PROBLEM REQUIREMENTS ▸ Scan the records below. Copy every line in which the word "high" appears.

━━━ PROVIDED MATERIAL ━━━

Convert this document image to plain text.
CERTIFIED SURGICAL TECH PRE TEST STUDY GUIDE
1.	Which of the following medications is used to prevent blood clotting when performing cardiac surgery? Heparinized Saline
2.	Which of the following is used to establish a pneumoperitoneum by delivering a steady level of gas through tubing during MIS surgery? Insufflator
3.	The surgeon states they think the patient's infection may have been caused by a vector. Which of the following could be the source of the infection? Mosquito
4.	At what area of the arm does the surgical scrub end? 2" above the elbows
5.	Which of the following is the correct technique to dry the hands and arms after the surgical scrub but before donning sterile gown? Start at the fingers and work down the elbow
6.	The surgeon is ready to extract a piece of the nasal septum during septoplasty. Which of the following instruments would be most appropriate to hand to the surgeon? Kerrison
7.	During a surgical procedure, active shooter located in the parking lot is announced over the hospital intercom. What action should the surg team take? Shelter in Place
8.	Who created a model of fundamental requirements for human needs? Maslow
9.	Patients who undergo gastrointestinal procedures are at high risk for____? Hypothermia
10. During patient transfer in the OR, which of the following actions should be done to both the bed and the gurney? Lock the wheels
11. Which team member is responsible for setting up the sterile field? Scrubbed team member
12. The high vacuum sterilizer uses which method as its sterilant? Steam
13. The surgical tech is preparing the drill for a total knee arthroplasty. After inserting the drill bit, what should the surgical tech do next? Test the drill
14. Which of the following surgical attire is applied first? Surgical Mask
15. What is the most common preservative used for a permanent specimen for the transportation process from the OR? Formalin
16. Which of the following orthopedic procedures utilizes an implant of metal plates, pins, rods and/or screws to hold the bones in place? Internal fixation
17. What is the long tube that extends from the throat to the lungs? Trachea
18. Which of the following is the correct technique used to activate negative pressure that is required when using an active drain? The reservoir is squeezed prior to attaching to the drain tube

━━━

FINISHED EXERCISE ▸
9.	Patients who undergo gastrointestinal procedures are at high risk for____? Hypothermia
12. The high vacuum sterilizer uses which method as its sterilant? Steam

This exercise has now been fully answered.